THE REQUEST
Filter out everything except lines holding "marine".

═══ WORKING DATA ═══

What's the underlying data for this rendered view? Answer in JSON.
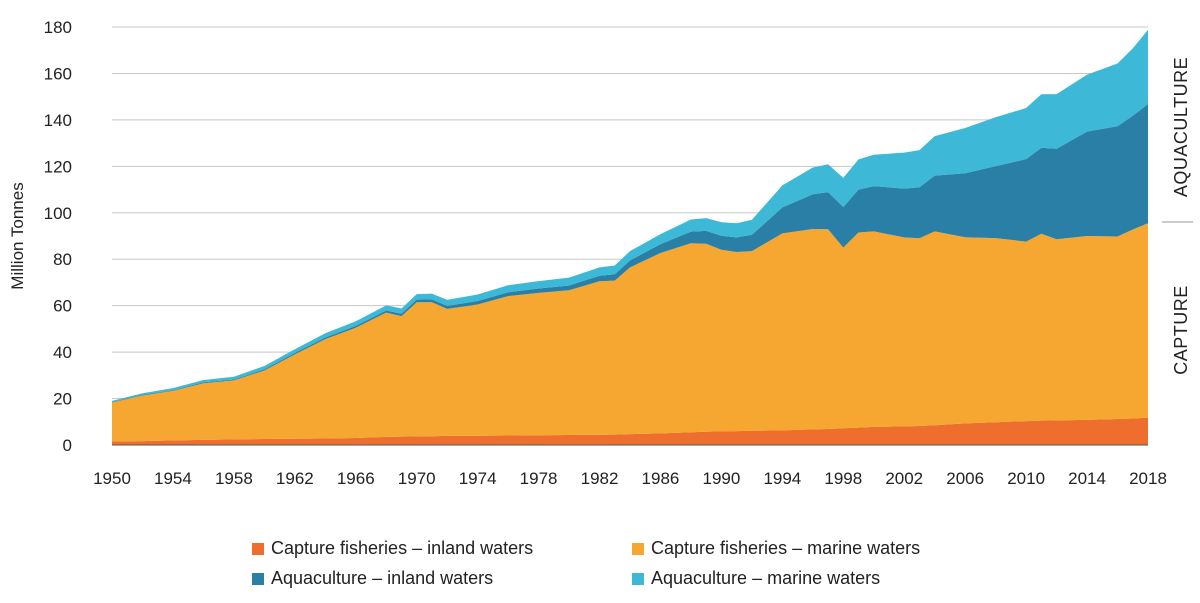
{
  "chart_data": {
    "type": "area",
    "stacked": true,
    "ylabel": "Million Tonnes",
    "ylim": [
      0,
      180
    ],
    "yticks": [
      "0",
      "20",
      "40",
      "60",
      "80",
      "100",
      "120",
      "140",
      "160",
      "180"
    ],
    "xlim": [
      1950,
      2018
    ],
    "xticks": [
      "1950",
      "1954",
      "1958",
      "1962",
      "1966",
      "1970",
      "1974",
      "1978",
      "1982",
      "1986",
      "1990",
      "1994",
      "1998",
      "2002",
      "2006",
      "2010",
      "2014",
      "2018"
    ],
    "grid": "horizontal",
    "legend_position": "bottom",
    "side_labels": {
      "upper": "AQUACULTURE",
      "lower": "CAPTURE"
    },
    "x": [
      1950,
      1952,
      1954,
      1956,
      1958,
      1960,
      1962,
      1964,
      1966,
      1968,
      1969,
      1970,
      1971,
      1972,
      1974,
      1976,
      1978,
      1980,
      1982,
      1983,
      1984,
      1986,
      1988,
      1989,
      1990,
      1991,
      1992,
      1994,
      1996,
      1997,
      1998,
      1999,
      2000,
      2002,
      2003,
      2004,
      2006,
      2008,
      2010,
      2011,
      2012,
      2014,
      2016,
      2017,
      2018
    ],
    "series": [
      {
        "name": "Capture fisheries – inland waters",
        "color": "#ee6f2d",
        "values": [
          1.5,
          1.7,
          2.0,
          2.2,
          2.4,
          2.6,
          2.7,
          2.8,
          3.0,
          3.5,
          3.6,
          3.7,
          3.8,
          3.9,
          4.0,
          4.1,
          4.2,
          4.3,
          4.4,
          4.5,
          4.7,
          5.0,
          5.5,
          5.7,
          5.9,
          6.0,
          6.1,
          6.3,
          6.7,
          6.9,
          7.2,
          7.5,
          7.8,
          8.0,
          8.2,
          8.5,
          9.3,
          9.8,
          10.3,
          10.5,
          10.6,
          10.8,
          11.2,
          11.4,
          11.8
        ]
      },
      {
        "name": "Capture fisheries – marine waters",
        "color": "#f6a731",
        "values": [
          16.8,
          19.6,
          21.3,
          24.4,
          25.4,
          29.5,
          36.3,
          42.8,
          47.5,
          53.5,
          51.9,
          57.8,
          57.7,
          54.7,
          56.5,
          60.0,
          61.3,
          62.3,
          66.1,
          66.3,
          71.8,
          77.7,
          81.4,
          81.0,
          78.2,
          77.1,
          77.4,
          84.8,
          86.3,
          86.0,
          77.8,
          84.0,
          84.2,
          81.4,
          80.8,
          83.5,
          80.2,
          79.3,
          77.3,
          80.5,
          78.0,
          79.2,
          78.6,
          81.4,
          83.7
        ]
      },
      {
        "name": "Aquaculture – inland waters",
        "color": "#2a7fa6",
        "values": [
          0.2,
          0.3,
          0.3,
          0.4,
          0.4,
          0.5,
          0.6,
          0.7,
          0.8,
          0.9,
          1.0,
          1.1,
          1.2,
          1.3,
          1.5,
          1.7,
          1.9,
          2.1,
          2.4,
          2.7,
          3.0,
          3.8,
          5.0,
          5.5,
          6.0,
          6.3,
          7.0,
          11.2,
          15.0,
          16.0,
          17.5,
          18.5,
          19.5,
          21.0,
          22.0,
          24.0,
          27.5,
          31.0,
          35.5,
          37.0,
          39.0,
          45.0,
          47.5,
          49.0,
          51.3
        ]
      },
      {
        "name": "Aquaculture – marine waters",
        "color": "#3db8d6",
        "values": [
          0.5,
          0.7,
          0.9,
          1.0,
          1.2,
          1.4,
          1.6,
          1.8,
          2.0,
          2.2,
          2.3,
          2.4,
          2.5,
          2.6,
          2.8,
          3.0,
          3.2,
          3.4,
          3.6,
          3.8,
          4.0,
          4.3,
          5.2,
          5.5,
          5.8,
          6.1,
          6.5,
          9.5,
          11.5,
          12.0,
          12.5,
          13.0,
          13.5,
          15.5,
          16.0,
          17.0,
          19.5,
          21.0,
          22.0,
          23.0,
          23.5,
          24.5,
          27.0,
          29.0,
          32.0
        ]
      }
    ]
  }
}
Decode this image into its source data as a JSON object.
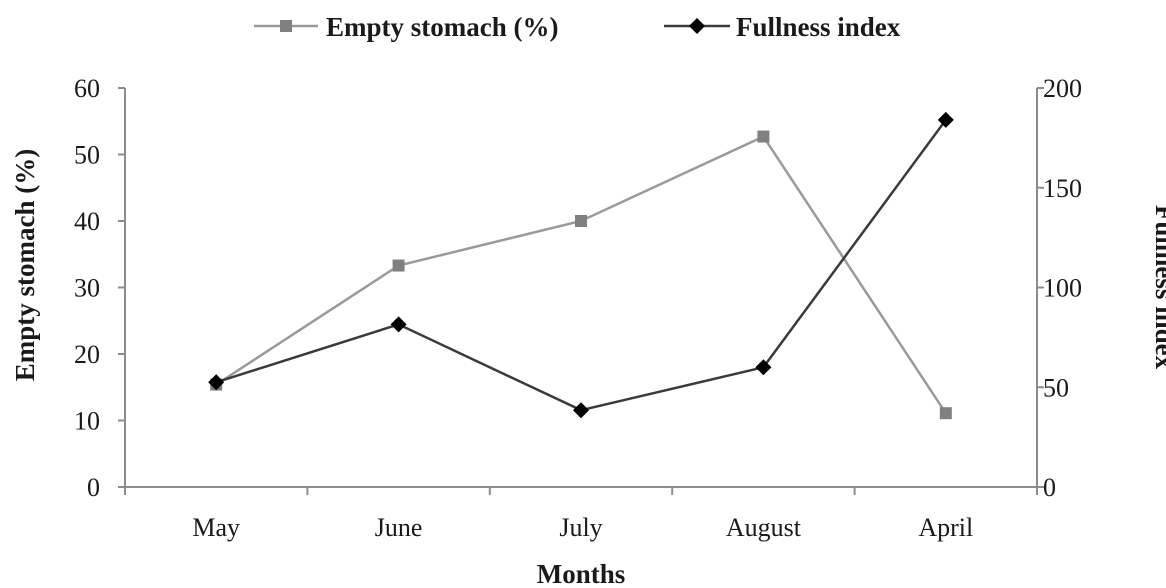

═══

WRITTEN SOLUTION
        "name": "Capture fisheries – marine waters",
        "name": "Aquaculture – marine waters",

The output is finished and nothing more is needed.